Copy the records below exactly, leaving out any pictures.

— START —

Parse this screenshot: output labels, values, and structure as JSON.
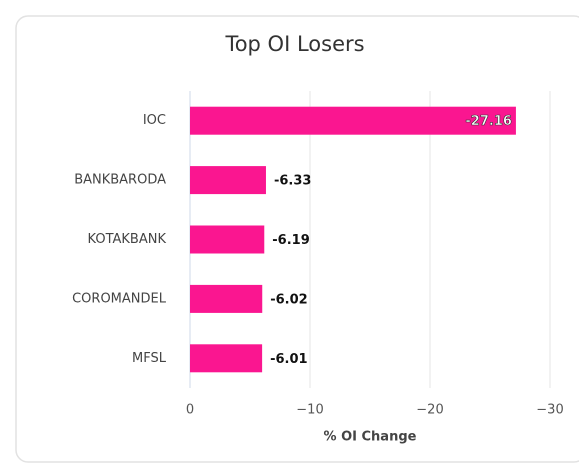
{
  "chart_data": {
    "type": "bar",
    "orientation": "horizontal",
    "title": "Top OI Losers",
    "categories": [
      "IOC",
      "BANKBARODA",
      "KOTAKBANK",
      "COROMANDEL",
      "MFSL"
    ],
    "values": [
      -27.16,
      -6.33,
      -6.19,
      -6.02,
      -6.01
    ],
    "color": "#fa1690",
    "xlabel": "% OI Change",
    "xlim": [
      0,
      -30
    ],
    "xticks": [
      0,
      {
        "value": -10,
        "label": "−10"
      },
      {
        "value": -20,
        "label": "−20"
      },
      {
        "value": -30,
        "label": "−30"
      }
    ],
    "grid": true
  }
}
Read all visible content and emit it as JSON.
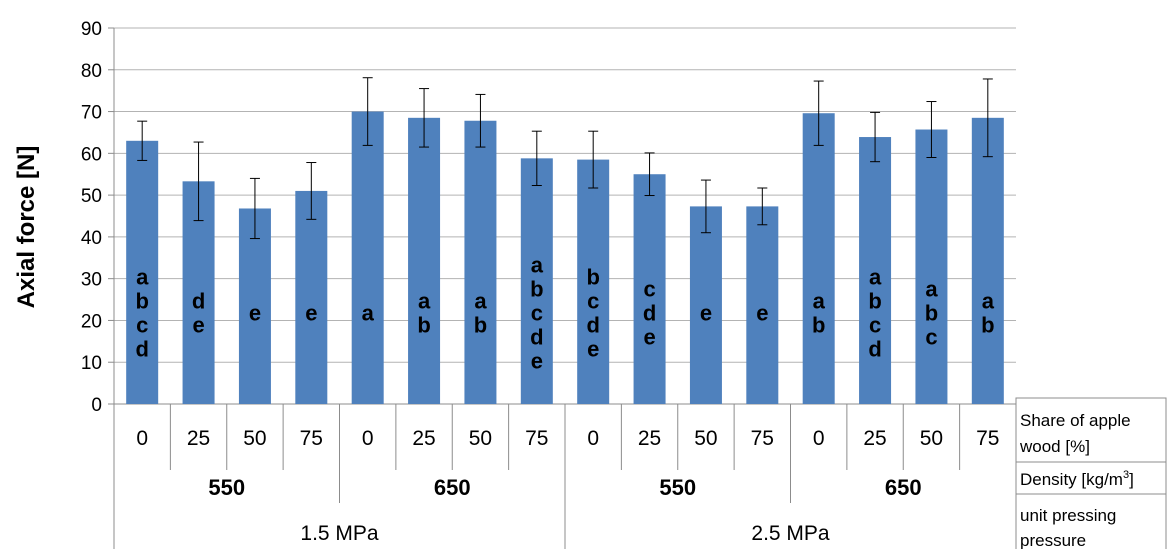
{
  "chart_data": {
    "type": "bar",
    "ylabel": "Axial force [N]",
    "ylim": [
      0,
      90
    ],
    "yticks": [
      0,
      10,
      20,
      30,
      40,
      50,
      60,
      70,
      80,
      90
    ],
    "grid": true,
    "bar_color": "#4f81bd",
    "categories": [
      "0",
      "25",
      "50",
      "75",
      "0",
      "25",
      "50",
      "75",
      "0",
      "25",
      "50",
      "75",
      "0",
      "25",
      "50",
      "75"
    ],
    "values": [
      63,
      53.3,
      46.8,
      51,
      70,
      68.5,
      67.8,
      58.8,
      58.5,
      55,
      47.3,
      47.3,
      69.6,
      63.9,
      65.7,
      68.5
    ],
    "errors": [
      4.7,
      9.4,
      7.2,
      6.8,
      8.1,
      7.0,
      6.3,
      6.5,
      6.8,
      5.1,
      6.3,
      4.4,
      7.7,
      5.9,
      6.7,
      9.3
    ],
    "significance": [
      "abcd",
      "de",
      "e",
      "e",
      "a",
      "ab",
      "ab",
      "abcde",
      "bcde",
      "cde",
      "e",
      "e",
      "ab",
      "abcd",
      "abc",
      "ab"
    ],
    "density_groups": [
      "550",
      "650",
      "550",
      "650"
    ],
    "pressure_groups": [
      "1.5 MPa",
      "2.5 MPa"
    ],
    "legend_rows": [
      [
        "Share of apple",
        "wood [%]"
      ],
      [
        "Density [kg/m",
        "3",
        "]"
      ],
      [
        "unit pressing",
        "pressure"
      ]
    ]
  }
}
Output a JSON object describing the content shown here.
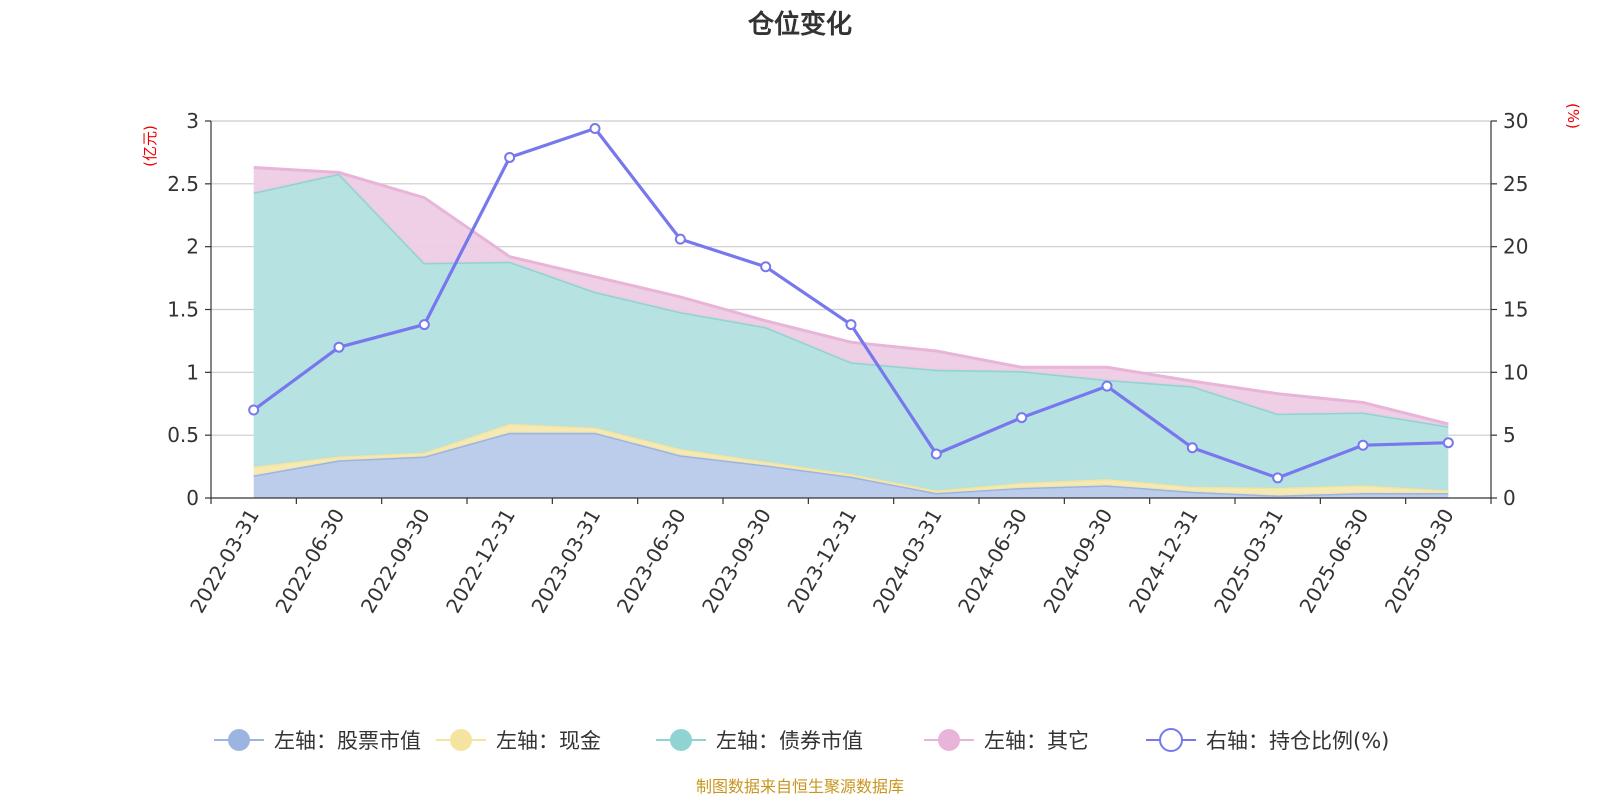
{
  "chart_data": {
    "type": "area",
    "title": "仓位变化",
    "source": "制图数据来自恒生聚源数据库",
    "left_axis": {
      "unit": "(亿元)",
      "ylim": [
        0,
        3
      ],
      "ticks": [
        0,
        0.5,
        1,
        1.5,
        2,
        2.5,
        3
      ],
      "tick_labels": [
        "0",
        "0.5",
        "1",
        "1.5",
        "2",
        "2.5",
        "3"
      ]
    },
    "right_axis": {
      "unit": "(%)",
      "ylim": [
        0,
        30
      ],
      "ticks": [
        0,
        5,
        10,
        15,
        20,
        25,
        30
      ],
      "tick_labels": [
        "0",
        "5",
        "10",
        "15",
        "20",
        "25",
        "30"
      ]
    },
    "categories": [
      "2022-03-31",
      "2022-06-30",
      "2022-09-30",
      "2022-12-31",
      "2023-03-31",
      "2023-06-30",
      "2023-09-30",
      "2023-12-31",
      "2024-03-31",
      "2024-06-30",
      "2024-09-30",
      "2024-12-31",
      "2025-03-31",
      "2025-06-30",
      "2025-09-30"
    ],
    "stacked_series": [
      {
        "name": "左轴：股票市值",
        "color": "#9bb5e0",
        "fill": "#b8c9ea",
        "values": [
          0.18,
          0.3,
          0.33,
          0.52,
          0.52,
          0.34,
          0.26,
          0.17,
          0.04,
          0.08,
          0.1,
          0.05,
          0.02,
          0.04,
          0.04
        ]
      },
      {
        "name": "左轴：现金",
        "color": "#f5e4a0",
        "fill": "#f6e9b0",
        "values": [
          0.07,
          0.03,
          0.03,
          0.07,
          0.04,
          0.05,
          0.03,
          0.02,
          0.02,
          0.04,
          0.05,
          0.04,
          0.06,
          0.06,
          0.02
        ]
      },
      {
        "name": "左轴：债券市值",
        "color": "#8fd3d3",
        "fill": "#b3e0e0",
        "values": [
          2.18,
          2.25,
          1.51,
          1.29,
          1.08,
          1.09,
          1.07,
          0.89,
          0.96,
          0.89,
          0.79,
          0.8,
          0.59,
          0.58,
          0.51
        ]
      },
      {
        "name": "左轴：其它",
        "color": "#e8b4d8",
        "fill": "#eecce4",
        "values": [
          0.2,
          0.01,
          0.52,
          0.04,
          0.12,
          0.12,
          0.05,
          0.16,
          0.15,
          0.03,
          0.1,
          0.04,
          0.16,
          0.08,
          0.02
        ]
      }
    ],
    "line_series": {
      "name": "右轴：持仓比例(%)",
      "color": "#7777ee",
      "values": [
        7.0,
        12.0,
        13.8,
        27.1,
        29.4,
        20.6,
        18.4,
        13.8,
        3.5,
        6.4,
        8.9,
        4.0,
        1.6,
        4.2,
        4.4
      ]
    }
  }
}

— END —

• _THE SOLUTION_
Parse this screenshot: output labels, values, and structure as JSON.
{
  "chart_data": {
    "type": "bar",
    "orientation": "horizontal",
    "title": "Top OI Losers",
    "categories": [
      "IOC",
      "BANKBARODA",
      "KOTAKBANK",
      "COROMANDEL",
      "MFSL"
    ],
    "values": [
      -27.16,
      -6.33,
      -6.19,
      -6.02,
      -6.01
    ],
    "color": "#fa1690",
    "xlabel": "% OI Change",
    "xlim": [
      0,
      -30
    ],
    "xticks": [
      0,
      {
        "value": -10,
        "label": "−10"
      },
      {
        "value": -20,
        "label": "−20"
      },
      {
        "value": -30,
        "label": "−30"
      }
    ],
    "grid": true
  }
}
Read all visible content and emit it as JSON.
{
  "chart_data": {
    "type": "bar",
    "ylabel": "Axial force [N]",
    "ylim": [
      0,
      90
    ],
    "yticks": [
      0,
      10,
      20,
      30,
      40,
      50,
      60,
      70,
      80,
      90
    ],
    "grid": true,
    "bar_color": "#4f81bd",
    "categories": [
      "0",
      "25",
      "50",
      "75",
      "0",
      "25",
      "50",
      "75",
      "0",
      "25",
      "50",
      "75",
      "0",
      "25",
      "50",
      "75"
    ],
    "values": [
      63,
      53.3,
      46.8,
      51,
      70,
      68.5,
      67.8,
      58.8,
      58.5,
      55,
      47.3,
      47.3,
      69.6,
      63.9,
      65.7,
      68.5
    ],
    "errors": [
      4.7,
      9.4,
      7.2,
      6.8,
      8.1,
      7.0,
      6.3,
      6.5,
      6.8,
      5.1,
      6.3,
      4.4,
      7.7,
      5.9,
      6.7,
      9.3
    ],
    "significance": [
      "abcd",
      "de",
      "e",
      "e",
      "a",
      "ab",
      "ab",
      "abcde",
      "bcde",
      "cde",
      "e",
      "e",
      "ab",
      "abcd",
      "abc",
      "ab"
    ],
    "density_groups": [
      "550",
      "650",
      "550",
      "650"
    ],
    "pressure_groups": [
      "1.5 MPa",
      "2.5 MPa"
    ],
    "legend_rows": [
      [
        "Share of apple",
        "wood [%]"
      ],
      [
        "Density [kg/m",
        "3",
        "]"
      ],
      [
        "unit pressing",
        "pressure"
      ]
    ]
  }
}
Output a JSON object describing the content shown here.
{
  "chart_data": {
    "type": "area",
    "title": "仓位变化",
    "source": "制图数据来自恒生聚源数据库",
    "left_axis": {
      "unit": "(亿元)",
      "ylim": [
        0,
        3
      ],
      "ticks": [
        0,
        0.5,
        1,
        1.5,
        2,
        2.5,
        3
      ],
      "tick_labels": [
        "0",
        "0.5",
        "1",
        "1.5",
        "2",
        "2.5",
        "3"
      ]
    },
    "right_axis": {
      "unit": "(%)",
      "ylim": [
        0,
        30
      ],
      "ticks": [
        0,
        5,
        10,
        15,
        20,
        25,
        30
      ],
      "tick_labels": [
        "0",
        "5",
        "10",
        "15",
        "20",
        "25",
        "30"
      ]
    },
    "categories": [
      "2022-03-31",
      "2022-06-30",
      "2022-09-30",
      "2022-12-31",
      "2023-03-31",
      "2023-06-30",
      "2023-09-30",
      "2023-12-31",
      "2024-03-31",
      "2024-06-30",
      "2024-09-30",
      "2024-12-31",
      "2025-03-31",
      "2025-06-30",
      "2025-09-30"
    ],
    "stacked_series": [
      {
        "name": "左轴：股票市值",
        "color": "#9bb5e0",
        "fill": "#b8c9ea",
        "values": [
          0.18,
          0.3,
          0.33,
          0.52,
          0.52,
          0.34,
          0.26,
          0.17,
          0.04,
          0.08,
          0.1,
          0.05,
          0.02,
          0.04,
          0.04
        ]
      },
      {
        "name": "左轴：现金",
        "color": "#f5e4a0",
        "fill": "#f6e9b0",
        "values": [
          0.07,
          0.03,
          0.03,
          0.07,
          0.04,
          0.05,
          0.03,
          0.02,
          0.02,
          0.04,
          0.05,
          0.04,
          0.06,
          0.06,
          0.02
        ]
      },
      {
        "name": "左轴：债券市值",
        "color": "#8fd3d3",
        "fill": "#b3e0e0",
        "values": [
          2.18,
          2.25,
          1.51,
          1.29,
          1.08,
          1.09,
          1.07,
          0.89,
          0.96,
          0.89,
          0.79,
          0.8,
          0.59,
          0.58,
          0.51
        ]
      },
      {
        "name": "左轴：其它",
        "color": "#e8b4d8",
        "fill": "#eecce4",
        "values": [
          0.2,
          0.01,
          0.52,
          0.04,
          0.12,
          0.12,
          0.05,
          0.16,
          0.15,
          0.03,
          0.1,
          0.04,
          0.16,
          0.08,
          0.02
        ]
      }
    ],
    "line_series": {
      "name": "右轴：持仓比例(%)",
      "color": "#7777ee",
      "values": [
        7.0,
        12.0,
        13.8,
        27.1,
        29.4,
        20.6,
        18.4,
        13.8,
        3.5,
        6.4,
        8.9,
        4.0,
        1.6,
        4.2,
        4.4
      ]
    }
  }
}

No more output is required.